• Data entries
____

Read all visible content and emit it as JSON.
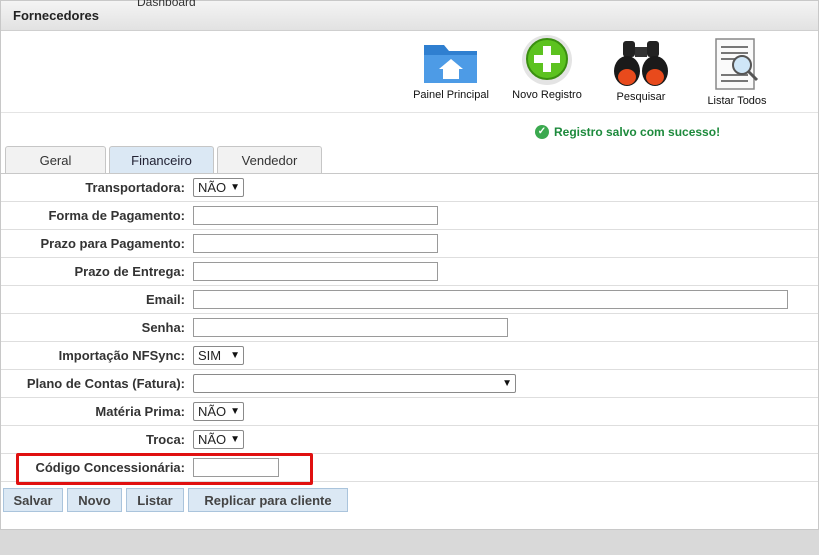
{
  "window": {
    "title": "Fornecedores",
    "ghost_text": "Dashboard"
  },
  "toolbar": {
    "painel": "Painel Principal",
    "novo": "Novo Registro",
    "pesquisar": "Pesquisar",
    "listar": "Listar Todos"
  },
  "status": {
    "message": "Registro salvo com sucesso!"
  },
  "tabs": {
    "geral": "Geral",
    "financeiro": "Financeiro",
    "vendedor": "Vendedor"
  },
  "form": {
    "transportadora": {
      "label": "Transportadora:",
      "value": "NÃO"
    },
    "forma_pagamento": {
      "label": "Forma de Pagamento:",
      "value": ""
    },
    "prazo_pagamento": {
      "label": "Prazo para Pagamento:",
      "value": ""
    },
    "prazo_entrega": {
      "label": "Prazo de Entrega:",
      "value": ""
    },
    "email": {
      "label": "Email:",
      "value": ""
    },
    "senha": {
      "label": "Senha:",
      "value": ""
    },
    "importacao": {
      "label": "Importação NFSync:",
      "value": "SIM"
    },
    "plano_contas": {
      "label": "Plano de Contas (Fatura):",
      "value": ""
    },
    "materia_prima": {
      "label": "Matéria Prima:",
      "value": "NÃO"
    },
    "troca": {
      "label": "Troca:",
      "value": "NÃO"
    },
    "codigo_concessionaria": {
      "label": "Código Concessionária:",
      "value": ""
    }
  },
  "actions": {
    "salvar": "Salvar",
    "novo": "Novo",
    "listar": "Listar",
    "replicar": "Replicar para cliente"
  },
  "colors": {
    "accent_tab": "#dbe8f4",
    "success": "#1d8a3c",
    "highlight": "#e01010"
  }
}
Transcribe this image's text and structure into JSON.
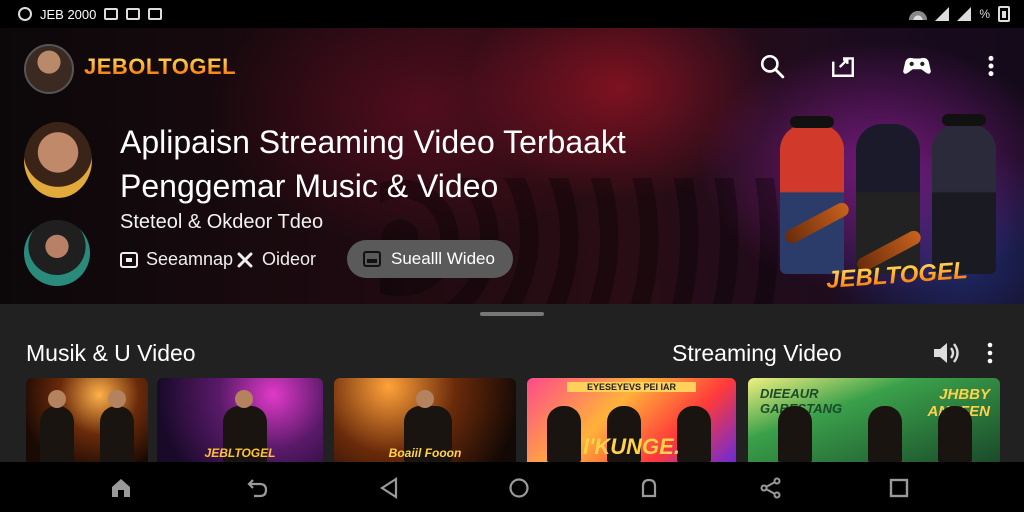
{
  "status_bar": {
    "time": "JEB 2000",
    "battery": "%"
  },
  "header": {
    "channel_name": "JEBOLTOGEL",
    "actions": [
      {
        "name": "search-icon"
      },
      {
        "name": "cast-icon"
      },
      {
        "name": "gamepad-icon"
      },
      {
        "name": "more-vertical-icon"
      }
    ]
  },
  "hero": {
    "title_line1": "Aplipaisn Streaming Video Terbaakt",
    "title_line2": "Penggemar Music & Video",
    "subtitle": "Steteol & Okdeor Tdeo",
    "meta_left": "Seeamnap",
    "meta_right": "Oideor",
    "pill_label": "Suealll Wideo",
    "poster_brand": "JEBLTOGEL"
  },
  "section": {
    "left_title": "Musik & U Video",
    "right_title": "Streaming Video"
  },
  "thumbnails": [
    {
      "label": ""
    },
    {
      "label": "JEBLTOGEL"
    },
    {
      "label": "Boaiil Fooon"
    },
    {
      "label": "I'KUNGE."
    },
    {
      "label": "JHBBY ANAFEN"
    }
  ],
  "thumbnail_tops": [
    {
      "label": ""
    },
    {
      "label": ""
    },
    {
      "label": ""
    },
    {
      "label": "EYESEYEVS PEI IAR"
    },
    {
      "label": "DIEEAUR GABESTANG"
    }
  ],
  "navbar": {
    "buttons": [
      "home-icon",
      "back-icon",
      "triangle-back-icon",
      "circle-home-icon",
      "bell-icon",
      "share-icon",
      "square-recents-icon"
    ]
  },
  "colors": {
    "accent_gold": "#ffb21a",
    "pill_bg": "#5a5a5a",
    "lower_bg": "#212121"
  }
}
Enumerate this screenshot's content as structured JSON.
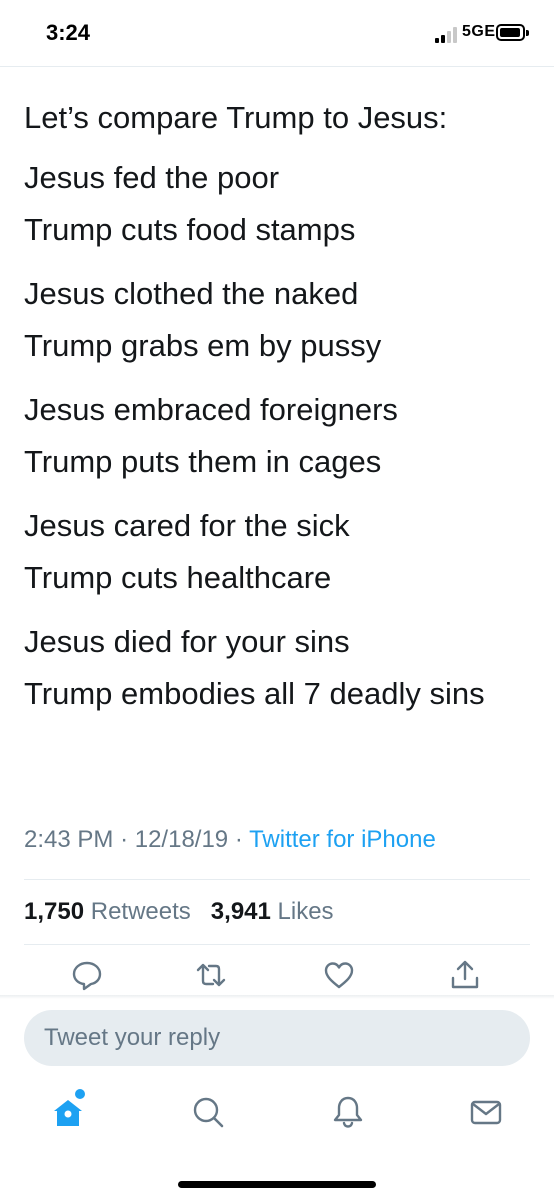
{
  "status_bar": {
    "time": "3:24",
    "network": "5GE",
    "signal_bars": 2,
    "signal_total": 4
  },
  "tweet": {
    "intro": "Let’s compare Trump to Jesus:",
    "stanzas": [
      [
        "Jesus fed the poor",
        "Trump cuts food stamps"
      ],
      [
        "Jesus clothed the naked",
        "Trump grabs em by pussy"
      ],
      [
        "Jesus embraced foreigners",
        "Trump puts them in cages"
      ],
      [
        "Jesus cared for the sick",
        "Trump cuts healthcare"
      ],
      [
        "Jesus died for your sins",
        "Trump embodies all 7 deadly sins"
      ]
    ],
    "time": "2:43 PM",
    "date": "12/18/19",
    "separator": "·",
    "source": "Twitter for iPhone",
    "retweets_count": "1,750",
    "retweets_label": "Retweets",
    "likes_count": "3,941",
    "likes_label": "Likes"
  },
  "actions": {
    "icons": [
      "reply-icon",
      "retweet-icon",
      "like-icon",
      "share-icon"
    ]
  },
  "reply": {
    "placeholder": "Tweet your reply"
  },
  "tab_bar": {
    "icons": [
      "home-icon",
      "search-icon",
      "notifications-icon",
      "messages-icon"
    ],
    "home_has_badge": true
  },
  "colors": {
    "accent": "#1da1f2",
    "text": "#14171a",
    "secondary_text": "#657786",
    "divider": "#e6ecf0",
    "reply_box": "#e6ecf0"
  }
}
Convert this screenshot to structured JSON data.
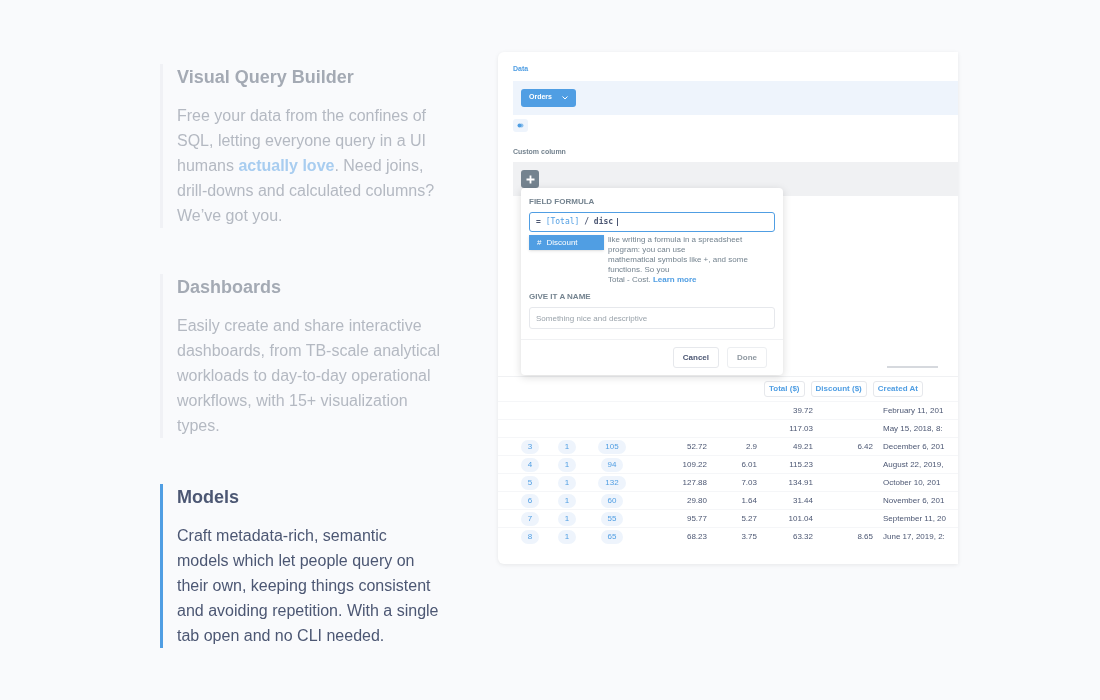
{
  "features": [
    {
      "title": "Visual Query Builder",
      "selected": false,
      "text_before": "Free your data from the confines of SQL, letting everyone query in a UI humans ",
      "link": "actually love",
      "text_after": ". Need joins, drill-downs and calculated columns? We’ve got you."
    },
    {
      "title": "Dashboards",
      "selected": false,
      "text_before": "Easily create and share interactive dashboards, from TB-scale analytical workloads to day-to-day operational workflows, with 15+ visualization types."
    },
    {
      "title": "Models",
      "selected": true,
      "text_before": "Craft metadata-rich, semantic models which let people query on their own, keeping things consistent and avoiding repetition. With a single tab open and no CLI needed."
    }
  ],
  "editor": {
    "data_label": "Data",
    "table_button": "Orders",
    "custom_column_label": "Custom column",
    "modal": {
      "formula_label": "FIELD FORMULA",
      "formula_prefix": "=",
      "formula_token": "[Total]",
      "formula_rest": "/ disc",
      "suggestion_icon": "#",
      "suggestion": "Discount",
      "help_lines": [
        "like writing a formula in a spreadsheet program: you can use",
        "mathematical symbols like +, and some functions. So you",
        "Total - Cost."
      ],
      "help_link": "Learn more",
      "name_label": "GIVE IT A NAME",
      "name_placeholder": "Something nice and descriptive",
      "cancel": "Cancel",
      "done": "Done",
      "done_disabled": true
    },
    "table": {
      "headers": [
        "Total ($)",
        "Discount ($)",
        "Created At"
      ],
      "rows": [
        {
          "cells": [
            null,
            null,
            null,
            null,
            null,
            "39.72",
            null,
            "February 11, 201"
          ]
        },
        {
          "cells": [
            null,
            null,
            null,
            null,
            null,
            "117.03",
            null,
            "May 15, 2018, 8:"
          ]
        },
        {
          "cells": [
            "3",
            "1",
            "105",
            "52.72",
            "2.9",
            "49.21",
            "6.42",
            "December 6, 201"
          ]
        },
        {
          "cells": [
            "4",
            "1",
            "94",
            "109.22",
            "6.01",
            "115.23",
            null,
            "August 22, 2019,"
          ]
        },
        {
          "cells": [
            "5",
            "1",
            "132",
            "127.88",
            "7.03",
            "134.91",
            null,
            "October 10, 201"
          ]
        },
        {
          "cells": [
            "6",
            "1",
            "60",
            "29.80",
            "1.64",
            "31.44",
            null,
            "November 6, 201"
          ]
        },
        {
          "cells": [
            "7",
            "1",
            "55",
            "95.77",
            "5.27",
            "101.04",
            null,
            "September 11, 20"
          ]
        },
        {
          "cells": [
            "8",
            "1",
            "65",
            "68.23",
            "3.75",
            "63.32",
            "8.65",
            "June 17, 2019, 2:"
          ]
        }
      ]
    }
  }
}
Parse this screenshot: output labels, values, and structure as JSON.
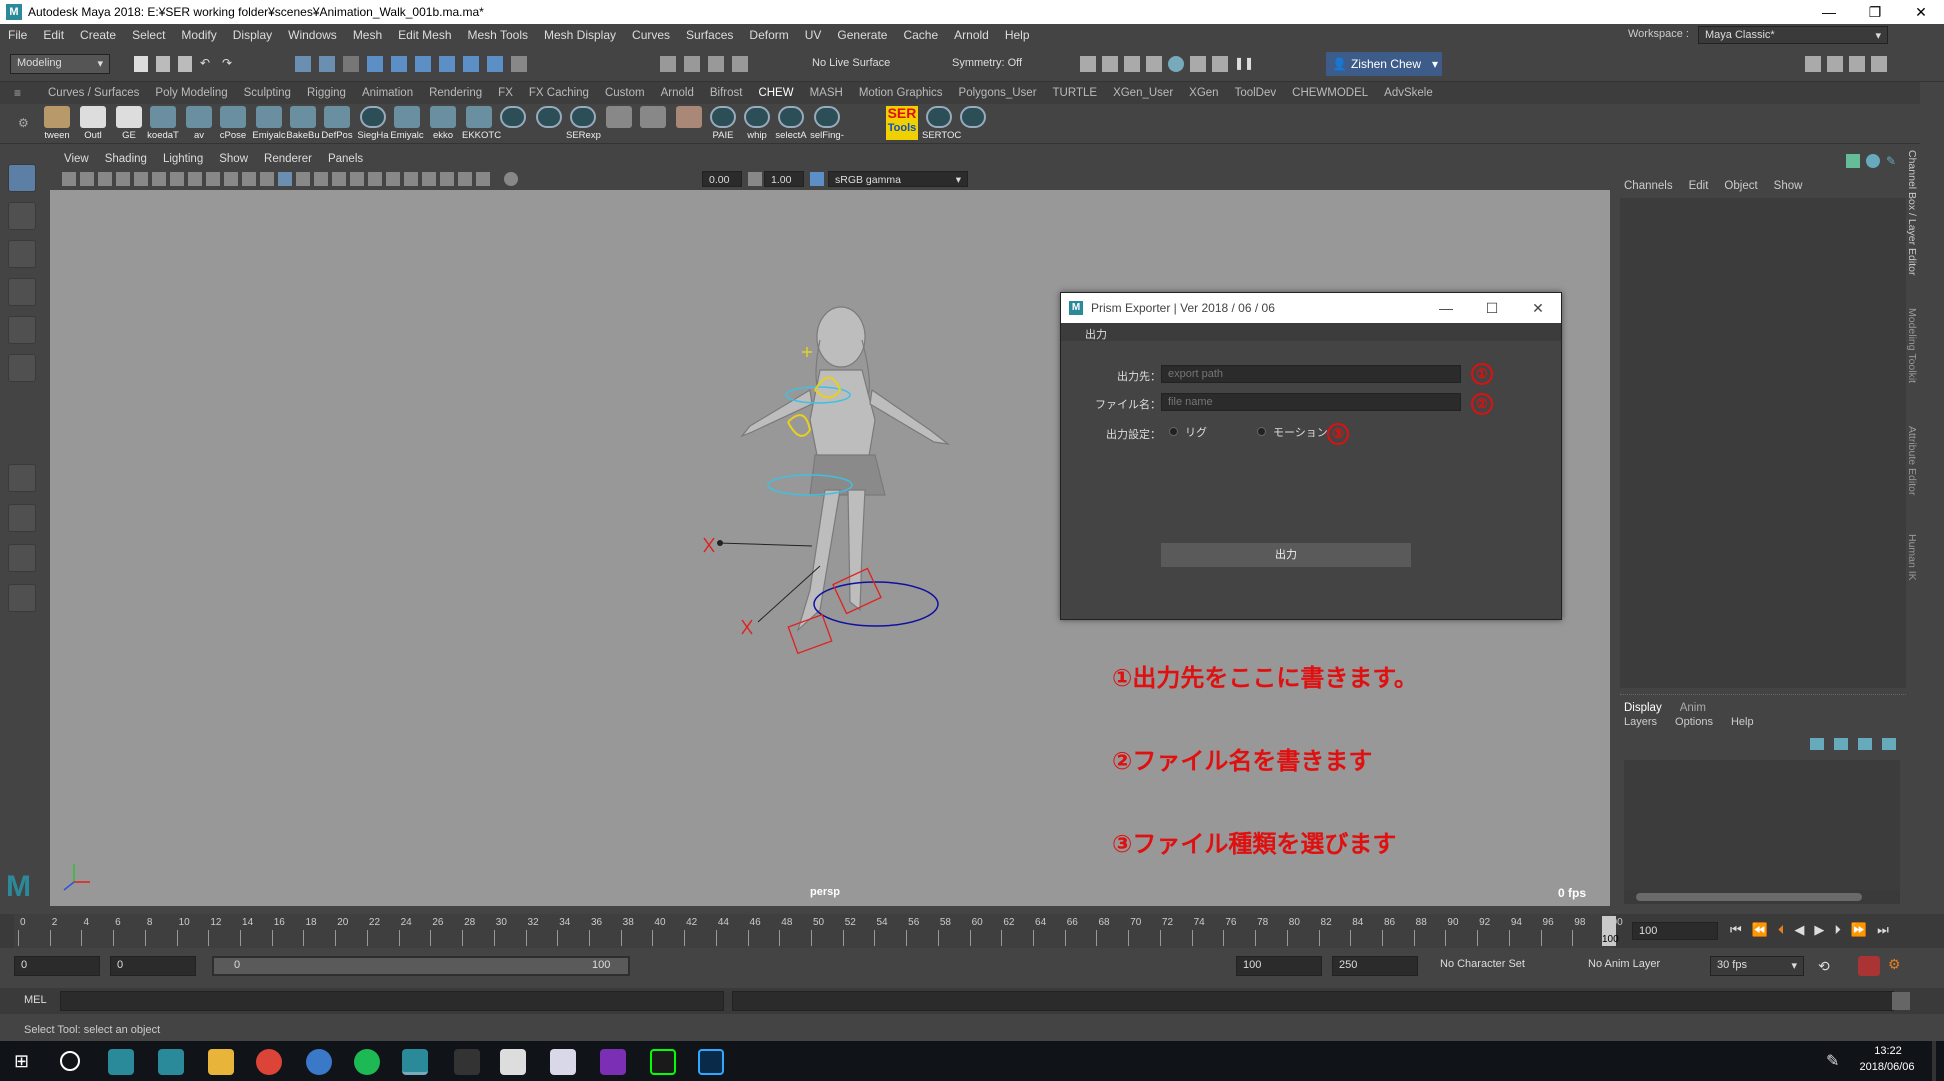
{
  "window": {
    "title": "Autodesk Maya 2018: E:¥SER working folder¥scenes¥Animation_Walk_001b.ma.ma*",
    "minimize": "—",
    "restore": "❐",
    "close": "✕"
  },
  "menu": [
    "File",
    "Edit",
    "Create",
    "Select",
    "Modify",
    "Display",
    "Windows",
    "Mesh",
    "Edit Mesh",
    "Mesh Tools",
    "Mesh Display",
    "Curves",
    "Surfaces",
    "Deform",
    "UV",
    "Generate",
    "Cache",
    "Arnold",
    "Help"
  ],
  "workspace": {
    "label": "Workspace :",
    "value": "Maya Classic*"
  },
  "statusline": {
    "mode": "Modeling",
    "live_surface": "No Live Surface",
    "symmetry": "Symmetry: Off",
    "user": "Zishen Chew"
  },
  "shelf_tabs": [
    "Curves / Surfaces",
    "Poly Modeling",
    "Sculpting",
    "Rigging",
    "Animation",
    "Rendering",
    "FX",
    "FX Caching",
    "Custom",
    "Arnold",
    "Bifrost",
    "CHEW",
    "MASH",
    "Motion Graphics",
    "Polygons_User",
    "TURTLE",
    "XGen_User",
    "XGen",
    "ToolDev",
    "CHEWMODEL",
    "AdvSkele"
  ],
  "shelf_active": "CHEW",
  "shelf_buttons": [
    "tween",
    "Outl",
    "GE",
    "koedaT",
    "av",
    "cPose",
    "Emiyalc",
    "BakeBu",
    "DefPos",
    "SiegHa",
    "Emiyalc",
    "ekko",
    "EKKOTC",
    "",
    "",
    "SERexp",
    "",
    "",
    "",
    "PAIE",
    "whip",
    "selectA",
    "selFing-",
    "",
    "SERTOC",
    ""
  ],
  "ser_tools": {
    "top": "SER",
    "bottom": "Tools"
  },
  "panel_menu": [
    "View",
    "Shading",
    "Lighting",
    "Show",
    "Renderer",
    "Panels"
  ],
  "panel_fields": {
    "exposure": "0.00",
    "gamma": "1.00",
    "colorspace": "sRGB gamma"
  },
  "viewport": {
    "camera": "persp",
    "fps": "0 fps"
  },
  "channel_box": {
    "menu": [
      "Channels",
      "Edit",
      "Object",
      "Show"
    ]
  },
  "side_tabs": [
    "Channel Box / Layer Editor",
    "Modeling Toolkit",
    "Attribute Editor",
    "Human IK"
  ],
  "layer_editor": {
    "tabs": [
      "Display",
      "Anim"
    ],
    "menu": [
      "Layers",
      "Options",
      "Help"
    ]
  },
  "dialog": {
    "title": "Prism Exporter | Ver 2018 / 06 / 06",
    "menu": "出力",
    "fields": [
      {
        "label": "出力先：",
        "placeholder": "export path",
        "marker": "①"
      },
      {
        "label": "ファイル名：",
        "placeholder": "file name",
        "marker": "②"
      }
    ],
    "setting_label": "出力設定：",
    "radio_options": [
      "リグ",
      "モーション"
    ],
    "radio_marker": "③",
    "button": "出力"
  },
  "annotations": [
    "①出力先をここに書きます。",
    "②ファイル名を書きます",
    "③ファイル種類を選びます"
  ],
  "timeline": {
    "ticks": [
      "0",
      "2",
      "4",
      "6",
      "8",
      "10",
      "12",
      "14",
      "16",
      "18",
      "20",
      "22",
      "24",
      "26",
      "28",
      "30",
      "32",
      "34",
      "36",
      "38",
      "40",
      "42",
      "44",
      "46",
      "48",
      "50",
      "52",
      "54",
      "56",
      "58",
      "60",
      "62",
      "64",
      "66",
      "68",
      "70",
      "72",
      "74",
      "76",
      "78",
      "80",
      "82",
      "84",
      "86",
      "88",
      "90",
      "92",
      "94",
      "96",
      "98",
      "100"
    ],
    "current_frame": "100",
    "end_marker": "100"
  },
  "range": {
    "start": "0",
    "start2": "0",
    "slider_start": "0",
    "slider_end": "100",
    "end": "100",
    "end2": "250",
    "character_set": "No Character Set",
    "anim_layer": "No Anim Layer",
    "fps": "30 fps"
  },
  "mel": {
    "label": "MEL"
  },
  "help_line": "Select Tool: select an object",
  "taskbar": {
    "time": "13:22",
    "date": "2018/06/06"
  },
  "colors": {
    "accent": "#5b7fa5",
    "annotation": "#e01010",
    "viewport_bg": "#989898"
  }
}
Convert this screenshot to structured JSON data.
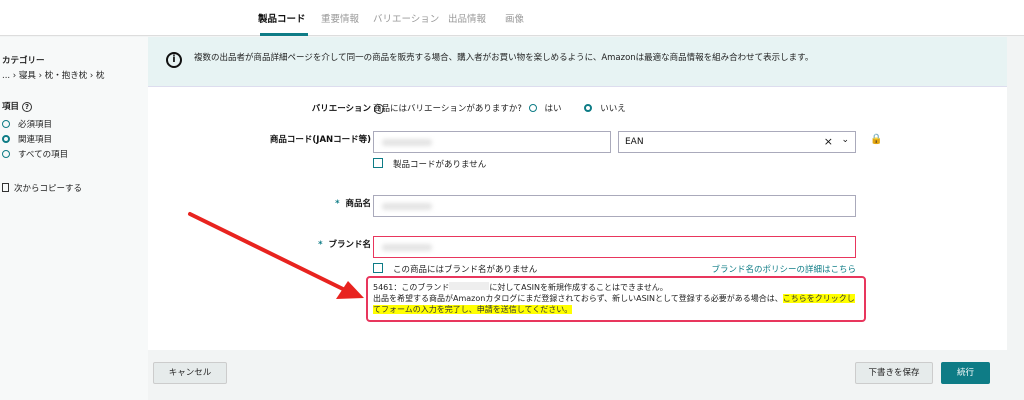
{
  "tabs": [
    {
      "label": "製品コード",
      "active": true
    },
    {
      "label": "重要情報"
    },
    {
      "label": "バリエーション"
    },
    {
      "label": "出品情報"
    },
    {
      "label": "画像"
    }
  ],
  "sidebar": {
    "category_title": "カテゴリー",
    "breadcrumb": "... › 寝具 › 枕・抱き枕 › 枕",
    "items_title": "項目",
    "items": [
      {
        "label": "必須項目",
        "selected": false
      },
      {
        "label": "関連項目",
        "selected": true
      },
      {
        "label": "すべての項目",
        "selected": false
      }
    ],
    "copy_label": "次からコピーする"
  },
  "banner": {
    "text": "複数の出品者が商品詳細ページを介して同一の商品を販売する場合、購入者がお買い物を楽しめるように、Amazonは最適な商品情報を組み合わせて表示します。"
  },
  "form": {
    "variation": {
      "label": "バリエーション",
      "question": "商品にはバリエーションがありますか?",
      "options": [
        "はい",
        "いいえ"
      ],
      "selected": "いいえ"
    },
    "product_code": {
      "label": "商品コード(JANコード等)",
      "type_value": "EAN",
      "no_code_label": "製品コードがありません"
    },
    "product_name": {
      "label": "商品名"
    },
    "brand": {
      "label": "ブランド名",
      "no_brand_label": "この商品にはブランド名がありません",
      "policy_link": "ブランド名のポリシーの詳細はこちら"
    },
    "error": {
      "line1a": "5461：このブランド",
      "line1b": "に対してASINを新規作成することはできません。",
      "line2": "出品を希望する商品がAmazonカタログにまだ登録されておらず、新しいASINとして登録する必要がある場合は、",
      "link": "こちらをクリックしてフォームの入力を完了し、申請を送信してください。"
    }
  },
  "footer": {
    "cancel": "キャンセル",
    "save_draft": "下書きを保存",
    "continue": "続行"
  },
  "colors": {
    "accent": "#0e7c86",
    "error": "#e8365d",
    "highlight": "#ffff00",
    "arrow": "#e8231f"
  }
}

____

• EXERCISE PROMPT
Extract all lines from the material above that include the word "your".

• SOLUTION TO THE EXERCISE
        "Jesus died for your sins",
    "placeholder": "Tweet your reply"
      "text_before": "Free your data from the confines of SQL, letting everyone query in a UI humans ",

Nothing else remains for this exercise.